▶ _제공 텍스트_:

---+---

피부 손상 치료제로의 응용을 위한 상피세포 성장인자와 콜라겐 부착 단백질 융합체 개발

Abstract

사람의 성장인자(growth factor)들 중에서 53개의 아미노산으로 이루어진 상피세포 성장인자(human epidermal growth factor, hEGF)는 상피세포의 재생 및 생장촉진, 상피세포내의 keratinosyte 세포의 이동, 육아세포(granulation tissue)의 형성 촉진, 그리고 섬유아세포(fibroblast) 세포의 운동성의 증진 등의 다양한 활성을 나타내기 때문에 상처치유 과정에서 매우 중요한 물질이며, 이러한 다기능성 활성 때문에 의학 및 화장품 산업에서 매우 유용한 도구로 각광받고 있다. 그러나 hEGF는 체내에서의 낮은 생산량, 혈류로의 확산으로 인한 낮은 농도로의 존재, 한정된 표적 특이성, 그리고 짧은 반감기 때문에 치료제로써의 활용이 제한되어 왔다. 본 연구에서는 이러한 hEGF의 단점을 보완하기 위하여 Vibrio mimicus의 metalloprotease에서 분리한 collagen-bindin domain (CBD)이 융합된 재조합 단백질을 만들었다. 기존의 연구에서는 33개의 아미노산으로 이루어진 융합단백질을 개발하였으나 더욱 크기가 줄어든 18개와 12개의 아미노산으로 이루어진 CBD moiety를 EGF의 C-말단과 N-말단에 각각 부착하였다. 이러한 fusion protein들은 pET vector system을 이용하여 대장균에서 insoluble inclusion body의 형태로 발현되었으며, urea를 이용한 변성 후 투석방법과 Ni-NTA column을 이용하여 각각 순수하게 정제하였다. 네 개의 fusion 단백질은 hEGF를 부착한 상태에서도 높은 collagn-binding 활성을 나타내었으며, A-431과 HaCaT 세포주를 이용한 실험 결과 대조구 보다 높고 EGF와 비슷한 세포 증식 활성을 보였다. 이러한 binding 활성과 세포증식 촉진효과는 본 연구에서 개발한 fusion protein들이 상피세포 치료제로써의 높은 활용 가능성을 의미한다.

---+---

▶ _데이터 항목_:
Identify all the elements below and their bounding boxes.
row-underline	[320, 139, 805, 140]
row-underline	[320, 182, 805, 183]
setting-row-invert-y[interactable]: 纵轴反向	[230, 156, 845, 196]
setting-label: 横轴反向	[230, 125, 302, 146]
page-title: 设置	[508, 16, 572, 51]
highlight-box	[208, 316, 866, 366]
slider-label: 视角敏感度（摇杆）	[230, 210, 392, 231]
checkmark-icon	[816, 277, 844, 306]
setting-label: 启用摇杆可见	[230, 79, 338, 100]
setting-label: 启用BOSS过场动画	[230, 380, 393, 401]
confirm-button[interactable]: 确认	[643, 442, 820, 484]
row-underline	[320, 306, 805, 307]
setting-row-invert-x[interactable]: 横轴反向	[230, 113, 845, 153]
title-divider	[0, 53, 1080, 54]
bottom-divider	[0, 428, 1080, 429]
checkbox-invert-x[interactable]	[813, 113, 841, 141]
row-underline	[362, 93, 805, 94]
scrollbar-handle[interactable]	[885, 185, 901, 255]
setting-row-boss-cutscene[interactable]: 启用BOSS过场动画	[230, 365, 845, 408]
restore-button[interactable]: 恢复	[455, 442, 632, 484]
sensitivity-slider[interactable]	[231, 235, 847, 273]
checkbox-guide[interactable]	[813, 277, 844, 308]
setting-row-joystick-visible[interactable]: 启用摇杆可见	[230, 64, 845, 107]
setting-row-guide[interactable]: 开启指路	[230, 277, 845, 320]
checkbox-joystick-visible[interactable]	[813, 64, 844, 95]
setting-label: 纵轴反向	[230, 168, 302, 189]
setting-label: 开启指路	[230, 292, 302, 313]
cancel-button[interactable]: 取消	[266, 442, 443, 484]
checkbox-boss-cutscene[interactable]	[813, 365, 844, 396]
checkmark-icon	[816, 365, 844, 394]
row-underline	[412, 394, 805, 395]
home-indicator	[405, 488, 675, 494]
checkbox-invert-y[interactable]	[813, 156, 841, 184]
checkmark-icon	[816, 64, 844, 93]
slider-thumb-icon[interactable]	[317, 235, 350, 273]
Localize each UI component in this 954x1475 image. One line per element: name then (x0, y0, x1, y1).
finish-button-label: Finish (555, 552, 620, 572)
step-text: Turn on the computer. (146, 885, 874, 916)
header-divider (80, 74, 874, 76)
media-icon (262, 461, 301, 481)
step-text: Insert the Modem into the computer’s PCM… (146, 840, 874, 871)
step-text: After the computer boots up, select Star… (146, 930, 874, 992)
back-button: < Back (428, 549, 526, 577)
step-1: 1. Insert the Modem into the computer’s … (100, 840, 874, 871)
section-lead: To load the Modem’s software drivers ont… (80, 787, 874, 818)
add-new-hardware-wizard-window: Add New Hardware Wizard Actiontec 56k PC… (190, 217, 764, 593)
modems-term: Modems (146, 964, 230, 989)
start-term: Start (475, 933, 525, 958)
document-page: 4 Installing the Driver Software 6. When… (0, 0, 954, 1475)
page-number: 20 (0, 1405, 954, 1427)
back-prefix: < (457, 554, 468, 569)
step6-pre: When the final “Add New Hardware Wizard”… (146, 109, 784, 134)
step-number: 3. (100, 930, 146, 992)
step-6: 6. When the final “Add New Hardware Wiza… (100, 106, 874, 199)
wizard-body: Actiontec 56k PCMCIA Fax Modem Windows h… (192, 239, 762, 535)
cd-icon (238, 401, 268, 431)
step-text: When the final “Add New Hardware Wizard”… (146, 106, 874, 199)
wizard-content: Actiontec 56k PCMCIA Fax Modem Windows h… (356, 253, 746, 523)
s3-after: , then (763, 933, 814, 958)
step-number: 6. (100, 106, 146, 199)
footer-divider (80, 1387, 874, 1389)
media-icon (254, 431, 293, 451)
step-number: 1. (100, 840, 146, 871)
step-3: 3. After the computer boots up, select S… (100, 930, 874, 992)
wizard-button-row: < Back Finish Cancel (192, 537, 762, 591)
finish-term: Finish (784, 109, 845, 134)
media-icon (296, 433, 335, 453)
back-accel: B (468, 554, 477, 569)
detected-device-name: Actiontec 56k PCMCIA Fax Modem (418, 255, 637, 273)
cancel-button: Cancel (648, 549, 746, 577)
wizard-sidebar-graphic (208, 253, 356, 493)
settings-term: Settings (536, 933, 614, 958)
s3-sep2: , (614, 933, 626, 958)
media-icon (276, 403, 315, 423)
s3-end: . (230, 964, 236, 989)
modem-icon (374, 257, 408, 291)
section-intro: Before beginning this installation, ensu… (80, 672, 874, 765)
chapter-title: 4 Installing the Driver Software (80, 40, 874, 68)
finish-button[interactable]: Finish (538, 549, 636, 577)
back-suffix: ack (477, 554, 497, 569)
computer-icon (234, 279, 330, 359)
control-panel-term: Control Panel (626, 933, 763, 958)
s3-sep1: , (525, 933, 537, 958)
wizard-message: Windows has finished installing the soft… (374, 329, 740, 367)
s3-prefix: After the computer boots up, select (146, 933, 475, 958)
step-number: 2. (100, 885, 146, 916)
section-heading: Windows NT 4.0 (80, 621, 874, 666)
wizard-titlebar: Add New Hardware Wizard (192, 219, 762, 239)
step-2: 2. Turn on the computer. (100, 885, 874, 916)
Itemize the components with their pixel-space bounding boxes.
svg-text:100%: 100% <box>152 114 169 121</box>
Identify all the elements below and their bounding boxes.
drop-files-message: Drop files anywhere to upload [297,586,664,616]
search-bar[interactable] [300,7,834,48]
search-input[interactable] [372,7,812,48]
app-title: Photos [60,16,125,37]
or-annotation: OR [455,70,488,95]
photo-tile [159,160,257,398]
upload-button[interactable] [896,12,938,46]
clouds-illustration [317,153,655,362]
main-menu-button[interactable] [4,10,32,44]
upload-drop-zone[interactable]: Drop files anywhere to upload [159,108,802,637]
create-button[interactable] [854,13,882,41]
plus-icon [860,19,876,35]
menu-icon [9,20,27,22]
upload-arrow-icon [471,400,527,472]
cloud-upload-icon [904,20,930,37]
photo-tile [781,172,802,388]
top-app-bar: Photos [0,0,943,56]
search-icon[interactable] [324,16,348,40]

---+---

▶ _과제 목표_:
위에 실린 제공 텍스트의 전문을 한 글자도 바꾸지 말고 그대로 다시 제시하십시오.

▶ _모범 답안_:
피부 손상 치료제로의 응용을 위한 상피세포 성장인자와 콜라겐 부착 단백질 융합체 개발

Abstract

사람의 성장인자(growth factor)들 중에서 53개의 아미노산으로 이루어진 상피세포 성장인자(human epidermal growth factor, hEGF)는 상피세포의 재생 및 생장촉진, 상피세포내의 keratinosyte 세포의 이동, 육아세포(granulation tissue)의 형성 촉진, 그리고 섬유아세포(fibroblast) 세포의 운동성의 증진 등의 다양한 활성을 나타내기 때문에 상처치유 과정에서 매우 중요한 물질이며, 이러한 다기능성 활성 때문에 의학 및 화장품 산업에서 매우 유용한 도구로 각광받고 있다. 그러나 hEGF는 체내에서의 낮은 생산량, 혈류로의 확산으로 인한 낮은 농도로의 존재, 한정된 표적 특이성, 그리고 짧은 반감기 때문에 치료제로써의 활용이 제한되어 왔다. 본 연구에서는 이러한 hEGF의 단점을 보완하기 위하여 Vibrio mimicus의 metalloprotease에서 분리한 collagen-bindin domain (CBD)이 융합된 재조합 단백질을 만들었다. 기존의 연구에서는 33개의 아미노산으로 이루어진 융합단백질을 개발하였으나 더욱 크기가 줄어든 18개와 12개의 아미노산으로 이루어진 CBD moiety를 EGF의 C-말단과 N-말단에 각각 부착하였다. 이러한 fusion protein들은 pET vector system을 이용하여 대장균에서 insoluble inclusion body의 형태로 발현되었으며, urea를 이용한 변성 후 투석방법과 Ni-NTA column을 이용하여 각각 순수하게 정제하였다. 네 개의 fusion 단백질은 hEGF를 부착한 상태에서도 높은 collagn-binding 활성을 나타내었으며, A-431과 HaCaT 세포주를 이용한 실험 결과 대조구 보다 높고 EGF와 비슷한 세포 증식 활성을 보였다. 이러한 binding 활성과 세포증식 촉진효과는 본 연구에서 개발한 fusion protein들이 상피세포 치료제로써의 높은 활용 가능성을 의미한다.